begin DATA TO USE

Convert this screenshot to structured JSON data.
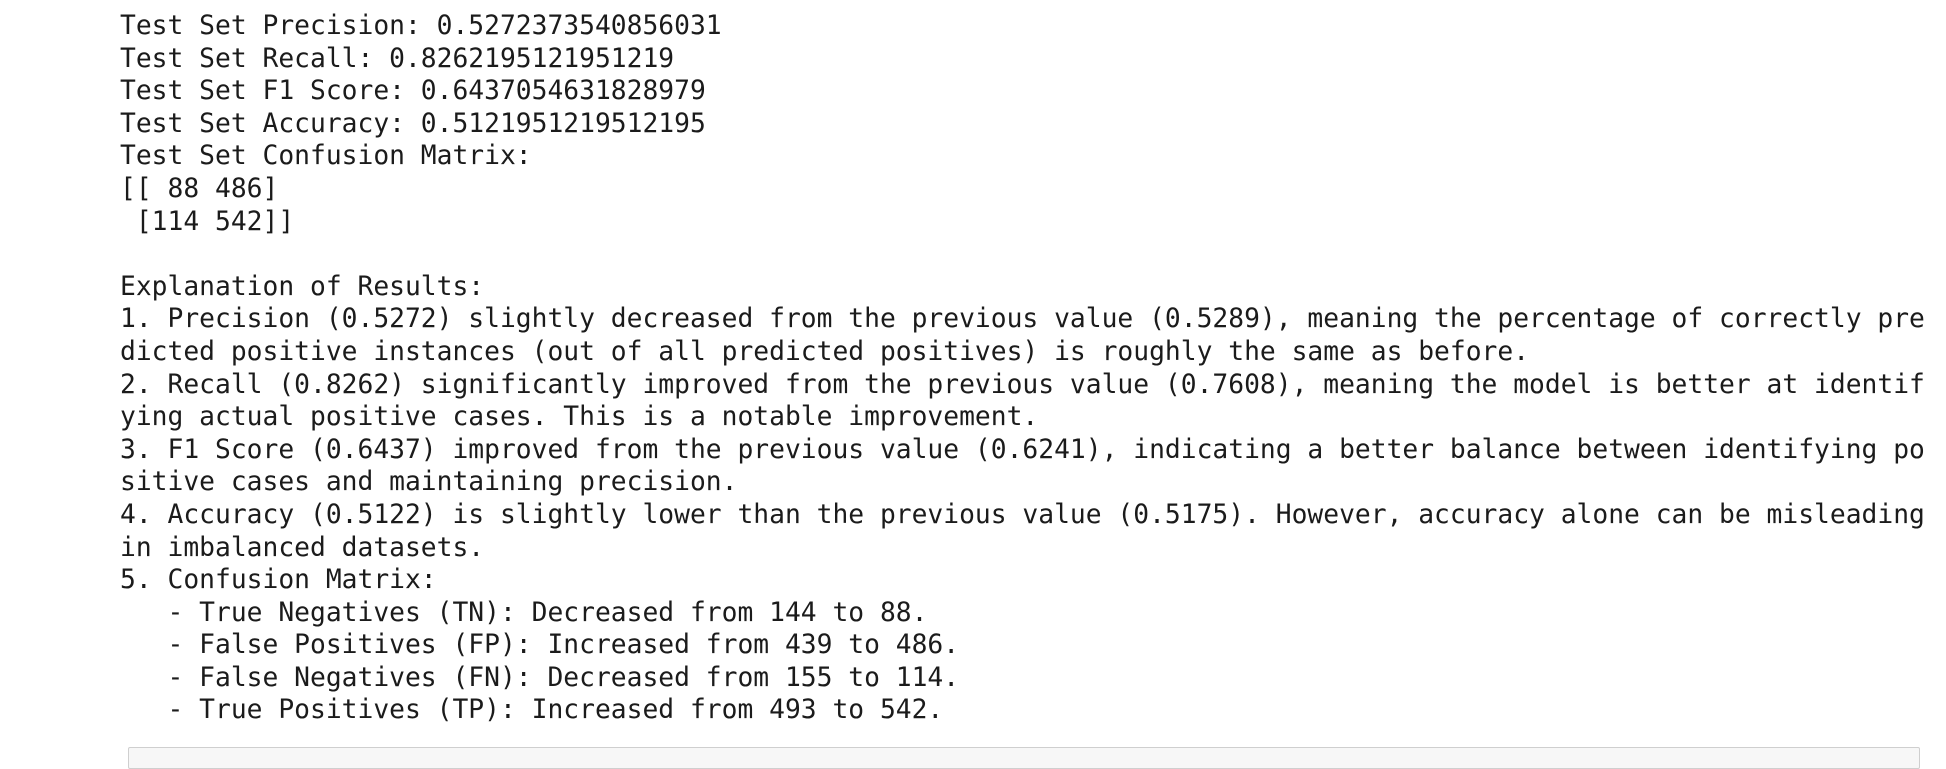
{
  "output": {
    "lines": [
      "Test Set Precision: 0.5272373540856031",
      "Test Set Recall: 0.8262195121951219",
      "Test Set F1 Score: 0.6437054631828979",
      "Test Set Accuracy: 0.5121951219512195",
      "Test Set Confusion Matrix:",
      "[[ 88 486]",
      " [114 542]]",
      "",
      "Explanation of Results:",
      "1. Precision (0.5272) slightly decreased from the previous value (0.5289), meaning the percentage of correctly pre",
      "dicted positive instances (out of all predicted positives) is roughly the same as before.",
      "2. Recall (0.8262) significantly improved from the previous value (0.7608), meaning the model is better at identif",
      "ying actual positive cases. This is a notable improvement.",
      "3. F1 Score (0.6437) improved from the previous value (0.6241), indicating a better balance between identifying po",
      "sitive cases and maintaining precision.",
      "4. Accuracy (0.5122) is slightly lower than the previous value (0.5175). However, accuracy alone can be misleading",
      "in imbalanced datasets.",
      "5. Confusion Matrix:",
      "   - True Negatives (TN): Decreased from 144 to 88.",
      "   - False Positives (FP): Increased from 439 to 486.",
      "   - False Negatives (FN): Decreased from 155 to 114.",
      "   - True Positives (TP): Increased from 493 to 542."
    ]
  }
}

end DATA TO USE

**CHALLENGE:**
Copy each line above precisely, dropping the pictures.

**CORRECT OUTPUT:**
Convert this screenshot to structured JSON data.
{
  "output": {
    "lines": [
      "Test Set Precision: 0.5272373540856031",
      "Test Set Recall: 0.8262195121951219",
      "Test Set F1 Score: 0.6437054631828979",
      "Test Set Accuracy: 0.5121951219512195",
      "Test Set Confusion Matrix:",
      "[[ 88 486]",
      " [114 542]]",
      "",
      "Explanation of Results:",
      "1. Precision (0.5272) slightly decreased from the previous value (0.5289), meaning the percentage of correctly pre",
      "dicted positive instances (out of all predicted positives) is roughly the same as before.",
      "2. Recall (0.8262) significantly improved from the previous value (0.7608), meaning the model is better at identif",
      "ying actual positive cases. This is a notable improvement.",
      "3. F1 Score (0.6437) improved from the previous value (0.6241), indicating a better balance between identifying po",
      "sitive cases and maintaining precision.",
      "4. Accuracy (0.5122) is slightly lower than the previous value (0.5175). However, accuracy alone can be misleading",
      "in imbalanced datasets.",
      "5. Confusion Matrix:",
      "   - True Negatives (TN): Decreased from 144 to 88.",
      "   - False Positives (FP): Increased from 439 to 486.",
      "   - False Negatives (FN): Decreased from 155 to 114.",
      "   - True Positives (TP): Increased from 493 to 542."
    ]
  }
}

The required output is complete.